Job
Which lines hold the word "text"? Show each of them.

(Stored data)
□ □ □ □ □

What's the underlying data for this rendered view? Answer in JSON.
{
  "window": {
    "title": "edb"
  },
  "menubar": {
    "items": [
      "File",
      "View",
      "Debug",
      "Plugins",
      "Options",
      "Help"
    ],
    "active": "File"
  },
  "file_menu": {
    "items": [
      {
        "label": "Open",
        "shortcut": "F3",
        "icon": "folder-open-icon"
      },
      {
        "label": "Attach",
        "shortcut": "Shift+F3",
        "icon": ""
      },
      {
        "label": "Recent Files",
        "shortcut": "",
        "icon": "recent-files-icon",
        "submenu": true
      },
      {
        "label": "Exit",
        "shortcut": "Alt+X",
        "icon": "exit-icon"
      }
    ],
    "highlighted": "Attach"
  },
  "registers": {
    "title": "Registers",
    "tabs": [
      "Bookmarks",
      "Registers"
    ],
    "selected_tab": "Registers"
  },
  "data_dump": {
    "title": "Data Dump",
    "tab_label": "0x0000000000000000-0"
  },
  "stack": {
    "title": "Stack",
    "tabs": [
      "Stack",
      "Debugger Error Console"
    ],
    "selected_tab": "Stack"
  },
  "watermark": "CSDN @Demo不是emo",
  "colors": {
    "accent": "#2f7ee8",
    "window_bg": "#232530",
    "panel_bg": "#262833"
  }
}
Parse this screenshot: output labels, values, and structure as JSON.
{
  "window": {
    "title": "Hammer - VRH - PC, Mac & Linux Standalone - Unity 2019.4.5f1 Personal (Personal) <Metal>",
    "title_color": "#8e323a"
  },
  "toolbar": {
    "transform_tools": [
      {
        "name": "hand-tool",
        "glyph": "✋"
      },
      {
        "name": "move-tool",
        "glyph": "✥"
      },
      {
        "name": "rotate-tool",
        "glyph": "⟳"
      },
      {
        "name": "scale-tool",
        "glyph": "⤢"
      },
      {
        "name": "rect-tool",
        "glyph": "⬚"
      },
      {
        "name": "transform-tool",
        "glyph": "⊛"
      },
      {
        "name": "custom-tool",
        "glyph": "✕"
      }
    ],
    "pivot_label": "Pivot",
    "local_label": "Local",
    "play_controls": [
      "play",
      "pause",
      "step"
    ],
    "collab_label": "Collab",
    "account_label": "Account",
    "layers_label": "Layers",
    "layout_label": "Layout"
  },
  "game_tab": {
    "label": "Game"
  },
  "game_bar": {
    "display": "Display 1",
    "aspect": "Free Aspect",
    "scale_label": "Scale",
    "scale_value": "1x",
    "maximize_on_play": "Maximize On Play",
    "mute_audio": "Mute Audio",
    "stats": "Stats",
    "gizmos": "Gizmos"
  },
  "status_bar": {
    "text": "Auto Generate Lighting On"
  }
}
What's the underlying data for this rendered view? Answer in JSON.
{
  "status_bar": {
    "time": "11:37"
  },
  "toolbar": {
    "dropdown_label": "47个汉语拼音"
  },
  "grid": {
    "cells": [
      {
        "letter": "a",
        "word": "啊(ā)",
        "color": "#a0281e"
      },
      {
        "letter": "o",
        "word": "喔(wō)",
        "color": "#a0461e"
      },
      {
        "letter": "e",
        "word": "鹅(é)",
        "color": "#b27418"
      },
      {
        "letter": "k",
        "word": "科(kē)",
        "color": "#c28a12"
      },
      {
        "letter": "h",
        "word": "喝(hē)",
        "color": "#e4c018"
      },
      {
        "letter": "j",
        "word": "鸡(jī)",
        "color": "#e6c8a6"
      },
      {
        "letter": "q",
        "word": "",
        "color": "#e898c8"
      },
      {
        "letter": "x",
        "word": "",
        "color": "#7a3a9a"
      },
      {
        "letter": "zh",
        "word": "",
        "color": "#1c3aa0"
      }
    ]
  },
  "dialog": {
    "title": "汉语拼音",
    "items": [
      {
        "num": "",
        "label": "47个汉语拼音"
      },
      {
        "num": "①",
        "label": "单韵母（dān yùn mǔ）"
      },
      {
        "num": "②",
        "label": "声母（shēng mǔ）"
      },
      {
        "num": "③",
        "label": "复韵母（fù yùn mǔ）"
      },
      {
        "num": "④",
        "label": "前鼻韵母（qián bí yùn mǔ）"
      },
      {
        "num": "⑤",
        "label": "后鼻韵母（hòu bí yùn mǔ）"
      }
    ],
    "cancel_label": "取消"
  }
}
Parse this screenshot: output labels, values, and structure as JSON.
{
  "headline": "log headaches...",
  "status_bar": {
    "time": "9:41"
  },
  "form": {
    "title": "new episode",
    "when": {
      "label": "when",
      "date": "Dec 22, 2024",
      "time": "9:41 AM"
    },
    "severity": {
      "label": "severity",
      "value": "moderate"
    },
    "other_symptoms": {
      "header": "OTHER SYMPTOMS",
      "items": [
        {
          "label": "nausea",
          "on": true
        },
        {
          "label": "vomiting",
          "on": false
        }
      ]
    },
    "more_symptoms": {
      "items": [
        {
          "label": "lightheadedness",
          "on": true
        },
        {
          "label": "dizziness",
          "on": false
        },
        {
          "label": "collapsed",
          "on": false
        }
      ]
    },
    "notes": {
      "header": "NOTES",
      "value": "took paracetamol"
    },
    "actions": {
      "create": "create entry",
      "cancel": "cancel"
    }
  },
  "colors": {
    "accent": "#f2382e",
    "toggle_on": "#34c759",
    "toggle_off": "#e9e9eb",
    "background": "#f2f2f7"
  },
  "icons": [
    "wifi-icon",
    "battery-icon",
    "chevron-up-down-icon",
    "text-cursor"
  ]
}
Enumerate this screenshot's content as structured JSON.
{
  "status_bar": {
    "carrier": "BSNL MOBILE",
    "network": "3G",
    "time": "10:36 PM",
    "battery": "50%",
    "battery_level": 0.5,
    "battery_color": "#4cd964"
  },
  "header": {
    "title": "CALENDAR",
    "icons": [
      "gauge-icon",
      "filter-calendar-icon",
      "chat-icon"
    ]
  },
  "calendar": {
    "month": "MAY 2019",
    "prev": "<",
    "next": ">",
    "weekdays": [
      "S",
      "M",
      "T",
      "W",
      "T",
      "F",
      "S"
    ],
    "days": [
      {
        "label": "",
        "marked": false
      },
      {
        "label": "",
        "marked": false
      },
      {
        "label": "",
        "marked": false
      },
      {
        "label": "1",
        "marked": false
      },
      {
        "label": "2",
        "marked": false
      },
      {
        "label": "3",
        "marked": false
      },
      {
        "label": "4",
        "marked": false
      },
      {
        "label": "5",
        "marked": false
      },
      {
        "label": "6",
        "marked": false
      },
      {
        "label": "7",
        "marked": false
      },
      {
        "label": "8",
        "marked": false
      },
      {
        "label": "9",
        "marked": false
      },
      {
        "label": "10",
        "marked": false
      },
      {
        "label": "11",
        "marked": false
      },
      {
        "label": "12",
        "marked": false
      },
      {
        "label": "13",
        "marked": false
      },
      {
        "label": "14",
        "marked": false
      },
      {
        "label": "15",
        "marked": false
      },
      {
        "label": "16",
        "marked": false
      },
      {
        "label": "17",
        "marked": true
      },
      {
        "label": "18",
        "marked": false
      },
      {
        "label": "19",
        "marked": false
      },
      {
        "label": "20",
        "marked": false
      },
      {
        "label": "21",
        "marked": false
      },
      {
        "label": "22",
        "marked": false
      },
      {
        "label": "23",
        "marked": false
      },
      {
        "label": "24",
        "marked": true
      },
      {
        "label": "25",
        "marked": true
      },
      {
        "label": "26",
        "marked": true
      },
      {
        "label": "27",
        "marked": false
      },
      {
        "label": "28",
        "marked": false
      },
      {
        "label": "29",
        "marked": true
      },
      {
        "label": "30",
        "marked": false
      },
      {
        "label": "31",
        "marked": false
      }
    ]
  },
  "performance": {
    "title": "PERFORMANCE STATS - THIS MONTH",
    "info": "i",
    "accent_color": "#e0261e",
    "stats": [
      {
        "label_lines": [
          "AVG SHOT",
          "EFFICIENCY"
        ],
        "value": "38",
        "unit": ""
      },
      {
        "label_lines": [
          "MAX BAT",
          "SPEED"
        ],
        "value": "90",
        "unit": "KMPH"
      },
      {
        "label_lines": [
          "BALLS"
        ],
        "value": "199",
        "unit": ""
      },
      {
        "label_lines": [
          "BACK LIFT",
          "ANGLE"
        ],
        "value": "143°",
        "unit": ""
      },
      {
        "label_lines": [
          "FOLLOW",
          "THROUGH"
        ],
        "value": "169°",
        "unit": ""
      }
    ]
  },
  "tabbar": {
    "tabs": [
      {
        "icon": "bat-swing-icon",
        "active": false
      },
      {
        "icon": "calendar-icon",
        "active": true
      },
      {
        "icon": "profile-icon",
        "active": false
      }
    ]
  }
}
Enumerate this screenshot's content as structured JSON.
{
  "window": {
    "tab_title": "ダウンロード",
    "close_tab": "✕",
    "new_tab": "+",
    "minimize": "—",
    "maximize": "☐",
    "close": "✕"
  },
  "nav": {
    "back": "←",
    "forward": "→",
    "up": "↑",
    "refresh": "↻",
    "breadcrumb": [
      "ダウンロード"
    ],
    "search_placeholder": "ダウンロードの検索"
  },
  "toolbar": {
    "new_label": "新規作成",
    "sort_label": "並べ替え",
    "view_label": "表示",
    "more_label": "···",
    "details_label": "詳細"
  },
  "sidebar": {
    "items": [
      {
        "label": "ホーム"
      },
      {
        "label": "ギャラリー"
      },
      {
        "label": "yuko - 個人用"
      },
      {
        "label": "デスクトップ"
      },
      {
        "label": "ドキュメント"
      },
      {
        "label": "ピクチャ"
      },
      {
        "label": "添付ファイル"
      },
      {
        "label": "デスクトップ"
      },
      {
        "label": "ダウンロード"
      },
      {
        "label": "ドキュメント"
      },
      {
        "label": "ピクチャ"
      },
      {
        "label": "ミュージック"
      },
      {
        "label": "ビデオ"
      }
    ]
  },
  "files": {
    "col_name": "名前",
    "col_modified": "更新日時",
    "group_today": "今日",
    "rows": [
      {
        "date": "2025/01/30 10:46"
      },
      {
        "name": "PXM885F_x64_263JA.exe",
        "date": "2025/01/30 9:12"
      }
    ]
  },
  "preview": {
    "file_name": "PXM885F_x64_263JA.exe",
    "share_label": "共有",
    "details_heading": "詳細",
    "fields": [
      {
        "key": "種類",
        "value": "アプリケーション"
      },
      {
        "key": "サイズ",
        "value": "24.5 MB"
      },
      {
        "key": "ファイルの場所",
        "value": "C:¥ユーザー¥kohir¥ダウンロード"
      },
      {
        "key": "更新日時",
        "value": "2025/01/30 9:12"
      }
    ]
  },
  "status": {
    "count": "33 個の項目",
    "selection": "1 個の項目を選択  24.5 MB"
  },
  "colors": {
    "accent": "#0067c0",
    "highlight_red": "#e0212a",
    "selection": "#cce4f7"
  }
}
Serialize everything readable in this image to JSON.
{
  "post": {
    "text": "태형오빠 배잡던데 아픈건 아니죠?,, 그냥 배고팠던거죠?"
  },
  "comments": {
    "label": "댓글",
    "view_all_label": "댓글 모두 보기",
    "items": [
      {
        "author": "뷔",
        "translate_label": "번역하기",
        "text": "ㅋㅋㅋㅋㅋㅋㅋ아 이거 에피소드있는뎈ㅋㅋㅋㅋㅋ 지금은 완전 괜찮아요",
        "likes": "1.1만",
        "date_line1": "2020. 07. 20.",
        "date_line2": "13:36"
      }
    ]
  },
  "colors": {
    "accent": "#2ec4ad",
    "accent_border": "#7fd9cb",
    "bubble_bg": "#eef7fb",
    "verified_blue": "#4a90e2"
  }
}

□ □ □ □ □

Solution for this problem
    "text": "Auto Generate Lighting On"
    "text-cursor"
    "text": "태형오빠 배잡던데 아픈건 아니죠?,, 그냥 배고팠던거죠?"
        "text": "ㅋㅋㅋㅋㅋㅋㅋ아 이거 에피소드있는뎈ㅋㅋㅋㅋㅋ 지금은 완전 괜찮아요",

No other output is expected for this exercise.